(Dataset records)
BEGIN

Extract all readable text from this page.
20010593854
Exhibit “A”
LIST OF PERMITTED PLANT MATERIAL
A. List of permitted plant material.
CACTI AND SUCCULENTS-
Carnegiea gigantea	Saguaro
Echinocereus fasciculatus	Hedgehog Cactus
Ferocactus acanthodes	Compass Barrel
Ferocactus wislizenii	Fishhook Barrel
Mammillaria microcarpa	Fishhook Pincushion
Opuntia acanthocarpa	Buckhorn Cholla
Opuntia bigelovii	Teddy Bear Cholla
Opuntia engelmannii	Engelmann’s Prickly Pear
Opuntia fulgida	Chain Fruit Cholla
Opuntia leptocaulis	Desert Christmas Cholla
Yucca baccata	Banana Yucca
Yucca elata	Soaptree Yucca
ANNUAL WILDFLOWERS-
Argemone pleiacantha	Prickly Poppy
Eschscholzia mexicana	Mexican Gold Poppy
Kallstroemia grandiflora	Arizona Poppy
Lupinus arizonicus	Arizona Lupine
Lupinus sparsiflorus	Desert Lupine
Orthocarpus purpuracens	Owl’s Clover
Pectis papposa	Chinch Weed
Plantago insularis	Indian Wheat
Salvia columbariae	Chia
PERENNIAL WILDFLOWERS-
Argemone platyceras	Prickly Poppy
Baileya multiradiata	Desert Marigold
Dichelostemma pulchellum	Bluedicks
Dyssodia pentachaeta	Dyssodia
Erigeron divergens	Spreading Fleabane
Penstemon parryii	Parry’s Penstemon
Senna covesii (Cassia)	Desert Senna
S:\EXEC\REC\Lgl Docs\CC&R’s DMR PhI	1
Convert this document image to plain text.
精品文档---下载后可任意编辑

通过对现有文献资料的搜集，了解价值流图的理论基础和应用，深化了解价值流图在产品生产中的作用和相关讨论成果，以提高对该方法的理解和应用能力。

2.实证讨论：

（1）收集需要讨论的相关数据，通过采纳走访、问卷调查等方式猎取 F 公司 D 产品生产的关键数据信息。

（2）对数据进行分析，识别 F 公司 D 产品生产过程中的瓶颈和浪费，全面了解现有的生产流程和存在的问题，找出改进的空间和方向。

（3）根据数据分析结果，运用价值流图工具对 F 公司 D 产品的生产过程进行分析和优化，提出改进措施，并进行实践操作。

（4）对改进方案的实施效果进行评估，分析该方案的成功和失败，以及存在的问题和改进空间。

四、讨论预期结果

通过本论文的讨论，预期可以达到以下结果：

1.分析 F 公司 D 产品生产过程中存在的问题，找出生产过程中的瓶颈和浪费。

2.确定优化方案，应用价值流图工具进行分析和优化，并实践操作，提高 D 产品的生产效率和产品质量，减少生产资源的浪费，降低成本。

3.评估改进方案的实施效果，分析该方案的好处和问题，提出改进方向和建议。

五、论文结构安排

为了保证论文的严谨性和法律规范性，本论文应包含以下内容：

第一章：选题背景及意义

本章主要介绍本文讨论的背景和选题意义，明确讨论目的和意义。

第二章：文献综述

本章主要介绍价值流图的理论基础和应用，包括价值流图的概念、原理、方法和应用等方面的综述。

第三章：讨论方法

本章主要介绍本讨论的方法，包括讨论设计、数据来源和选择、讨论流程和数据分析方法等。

END

▶ [Set task]:
Search the data for the word "Argemone" and copy each line where it appears.

▶ [Solution]:
Argemone pleiacantha	Prickly Poppy
Argemone platyceras	Prickly Poppy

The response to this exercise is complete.